* Exercise prompt
Reproduce all records verbatim.
[Start of Exercise material]
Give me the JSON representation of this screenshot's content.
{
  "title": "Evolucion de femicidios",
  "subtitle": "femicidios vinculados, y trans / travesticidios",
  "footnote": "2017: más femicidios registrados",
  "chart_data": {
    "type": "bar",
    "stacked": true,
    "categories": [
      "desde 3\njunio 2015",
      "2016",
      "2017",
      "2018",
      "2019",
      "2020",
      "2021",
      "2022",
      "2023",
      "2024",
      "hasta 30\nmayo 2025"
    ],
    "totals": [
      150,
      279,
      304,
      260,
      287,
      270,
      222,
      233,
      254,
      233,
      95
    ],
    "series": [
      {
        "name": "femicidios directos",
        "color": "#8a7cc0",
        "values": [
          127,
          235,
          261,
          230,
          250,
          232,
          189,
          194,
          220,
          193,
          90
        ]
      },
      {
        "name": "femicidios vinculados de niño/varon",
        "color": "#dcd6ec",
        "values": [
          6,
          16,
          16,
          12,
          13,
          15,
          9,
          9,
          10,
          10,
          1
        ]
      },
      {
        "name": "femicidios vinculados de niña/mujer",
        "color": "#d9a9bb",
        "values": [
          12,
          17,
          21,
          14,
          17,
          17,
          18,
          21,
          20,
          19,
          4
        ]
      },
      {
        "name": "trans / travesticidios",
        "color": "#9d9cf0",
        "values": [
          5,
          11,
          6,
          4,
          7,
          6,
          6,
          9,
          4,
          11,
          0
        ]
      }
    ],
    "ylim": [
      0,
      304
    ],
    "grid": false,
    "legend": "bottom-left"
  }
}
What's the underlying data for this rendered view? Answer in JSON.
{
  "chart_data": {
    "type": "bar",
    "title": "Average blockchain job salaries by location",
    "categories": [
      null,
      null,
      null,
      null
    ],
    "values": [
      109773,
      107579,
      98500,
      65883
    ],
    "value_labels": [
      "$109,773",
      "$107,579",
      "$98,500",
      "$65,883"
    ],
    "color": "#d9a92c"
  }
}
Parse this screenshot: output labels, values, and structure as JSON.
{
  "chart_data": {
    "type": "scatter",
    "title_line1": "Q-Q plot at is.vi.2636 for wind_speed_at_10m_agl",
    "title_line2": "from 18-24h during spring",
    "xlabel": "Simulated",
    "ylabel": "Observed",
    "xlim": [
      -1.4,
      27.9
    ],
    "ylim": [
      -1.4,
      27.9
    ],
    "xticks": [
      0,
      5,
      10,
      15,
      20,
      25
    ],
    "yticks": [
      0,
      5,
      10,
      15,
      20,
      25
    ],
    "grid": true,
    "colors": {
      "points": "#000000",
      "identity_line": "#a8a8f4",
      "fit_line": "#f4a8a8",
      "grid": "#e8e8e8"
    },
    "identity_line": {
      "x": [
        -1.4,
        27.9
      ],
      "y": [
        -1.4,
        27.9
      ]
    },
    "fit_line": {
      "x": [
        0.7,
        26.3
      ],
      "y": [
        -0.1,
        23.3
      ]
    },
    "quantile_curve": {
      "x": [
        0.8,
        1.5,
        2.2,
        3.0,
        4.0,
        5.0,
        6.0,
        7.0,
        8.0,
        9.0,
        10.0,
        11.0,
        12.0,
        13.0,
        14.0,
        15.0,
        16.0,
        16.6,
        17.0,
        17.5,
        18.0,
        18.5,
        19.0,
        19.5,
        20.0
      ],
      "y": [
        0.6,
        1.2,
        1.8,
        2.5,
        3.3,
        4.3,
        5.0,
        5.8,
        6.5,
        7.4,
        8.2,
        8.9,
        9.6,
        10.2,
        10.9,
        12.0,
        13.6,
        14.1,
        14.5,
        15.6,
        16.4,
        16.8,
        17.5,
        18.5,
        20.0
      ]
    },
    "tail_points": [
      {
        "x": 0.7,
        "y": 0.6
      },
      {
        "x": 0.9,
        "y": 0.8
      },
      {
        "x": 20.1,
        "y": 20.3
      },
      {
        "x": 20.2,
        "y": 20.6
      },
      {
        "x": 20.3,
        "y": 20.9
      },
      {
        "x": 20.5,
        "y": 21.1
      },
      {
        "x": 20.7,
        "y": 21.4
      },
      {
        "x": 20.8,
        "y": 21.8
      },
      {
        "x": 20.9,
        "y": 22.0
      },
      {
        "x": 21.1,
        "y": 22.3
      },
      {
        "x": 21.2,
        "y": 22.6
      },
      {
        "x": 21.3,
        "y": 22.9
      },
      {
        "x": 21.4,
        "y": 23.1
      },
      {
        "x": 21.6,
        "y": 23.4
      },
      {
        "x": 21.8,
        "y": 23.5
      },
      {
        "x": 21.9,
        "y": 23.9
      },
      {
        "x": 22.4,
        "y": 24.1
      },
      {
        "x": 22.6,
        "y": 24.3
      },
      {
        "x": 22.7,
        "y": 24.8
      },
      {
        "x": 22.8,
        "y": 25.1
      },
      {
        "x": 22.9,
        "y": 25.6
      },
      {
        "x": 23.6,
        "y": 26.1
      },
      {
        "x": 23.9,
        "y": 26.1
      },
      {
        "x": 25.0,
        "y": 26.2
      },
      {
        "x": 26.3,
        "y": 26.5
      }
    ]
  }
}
[End of Exercise material]
* Solution to this task
Give me the JSON representation of this screenshot's content.
{
  "title": "Evolucion de femicidios",
  "subtitle": "femicidios vinculados, y trans / travesticidios",
  "footnote": "2017: más femicidios registrados",
  "chart_data": {
    "type": "bar",
    "stacked": true,
    "categories": [
      "desde 3\njunio 2015",
      "2016",
      "2017",
      "2018",
      "2019",
      "2020",
      "2021",
      "2022",
      "2023",
      "2024",
      "hasta 30\nmayo 2025"
    ],
    "totals": [
      150,
      279,
      304,
      260,
      287,
      270,
      222,
      233,
      254,
      233,
      95
    ],
    "series": [
      {
        "name": "femicidios directos",
        "color": "#8a7cc0",
        "values": [
          127,
          235,
          261,
          230,
          250,
          232,
          189,
          194,
          220,
          193,
          90
        ]
      },
      {
        "name": "femicidios vinculados de niño/varon",
        "color": "#dcd6ec",
        "values": [
          6,
          16,
          16,
          12,
          13,
          15,
          9,
          9,
          10,
          10,
          1
        ]
      },
      {
        "name": "femicidios vinculados de niña/mujer",
        "color": "#d9a9bb",
        "values": [
          12,
          17,
          21,
          14,
          17,
          17,
          18,
          21,
          20,
          19,
          4
        ]
      },
      {
        "name": "trans / travesticidios",
        "color": "#9d9cf0",
        "values": [
          5,
          11,
          6,
          4,
          7,
          6,
          6,
          9,
          4,
          11,
          0
        ]
      }
    ],
    "ylim": [
      0,
      304
    ],
    "grid": false,
    "legend": "bottom-left"
  }
}
What's the underlying data for this rendered view? Answer in JSON.
{
  "chart_data": {
    "type": "bar",
    "title": "Average blockchain job salaries by location",
    "categories": [
      null,
      null,
      null,
      null
    ],
    "values": [
      109773,
      107579,
      98500,
      65883
    ],
    "value_labels": [
      "$109,773",
      "$107,579",
      "$98,500",
      "$65,883"
    ],
    "color": "#d9a92c"
  }
}
Parse this screenshot: output labels, values, and structure as JSON.
{
  "chart_data": {
    "type": "scatter",
    "title_line1": "Q-Q plot at is.vi.2636 for wind_speed_at_10m_agl",
    "title_line2": "from 18-24h during spring",
    "xlabel": "Simulated",
    "ylabel": "Observed",
    "xlim": [
      -1.4,
      27.9
    ],
    "ylim": [
      -1.4,
      27.9
    ],
    "xticks": [
      0,
      5,
      10,
      15,
      20,
      25
    ],
    "yticks": [
      0,
      5,
      10,
      15,
      20,
      25
    ],
    "grid": true,
    "colors": {
      "points": "#000000",
      "identity_line": "#a8a8f4",
      "fit_line": "#f4a8a8",
      "grid": "#e8e8e8"
    },
    "identity_line": {
      "x": [
        -1.4,
        27.9
      ],
      "y": [
        -1.4,
        27.9
      ]
    },
    "fit_line": {
      "x": [
        0.7,
        26.3
      ],
      "y": [
        -0.1,
        23.3
      ]
    },
    "quantile_curve": {
      "x": [
        0.8,
        1.5,
        2.2,
        3.0,
        4.0,
        5.0,
        6.0,
        7.0,
        8.0,
        9.0,
        10.0,
        11.0,
        12.0,
        13.0,
        14.0,
        15.0,
        16.0,
        16.6,
        17.0,
        17.5,
        18.0,
        18.5,
        19.0,
        19.5,
        20.0
      ],
      "y": [
        0.6,
        1.2,
        1.8,
        2.5,
        3.3,
        4.3,
        5.0,
        5.8,
        6.5,
        7.4,
        8.2,
        8.9,
        9.6,
        10.2,
        10.9,
        12.0,
        13.6,
        14.1,
        14.5,
        15.6,
        16.4,
        16.8,
        17.5,
        18.5,
        20.0
      ]
    },
    "tail_points": [
      {
        "x": 0.7,
        "y": 0.6
      },
      {
        "x": 0.9,
        "y": 0.8
      },
      {
        "x": 20.1,
        "y": 20.3
      },
      {
        "x": 20.2,
        "y": 20.6
      },
      {
        "x": 20.3,
        "y": 20.9
      },
      {
        "x": 20.5,
        "y": 21.1
      },
      {
        "x": 20.7,
        "y": 21.4
      },
      {
        "x": 20.8,
        "y": 21.8
      },
      {
        "x": 20.9,
        "y": 22.0
      },
      {
        "x": 21.1,
        "y": 22.3
      },
      {
        "x": 21.2,
        "y": 22.6
      },
      {
        "x": 21.3,
        "y": 22.9
      },
      {
        "x": 21.4,
        "y": 23.1
      },
      {
        "x": 21.6,
        "y": 23.4
      },
      {
        "x": 21.8,
        "y": 23.5
      },
      {
        "x": 21.9,
        "y": 23.9
      },
      {
        "x": 22.4,
        "y": 24.1
      },
      {
        "x": 22.6,
        "y": 24.3
      },
      {
        "x": 22.7,
        "y": 24.8
      },
      {
        "x": 22.8,
        "y": 25.1
      },
      {
        "x": 22.9,
        "y": 25.6
      },
      {
        "x": 23.6,
        "y": 26.1
      },
      {
        "x": 23.9,
        "y": 26.1
      },
      {
        "x": 25.0,
        "y": 26.2
      },
      {
        "x": 26.3,
        "y": 26.5
      }
    ]
  }
}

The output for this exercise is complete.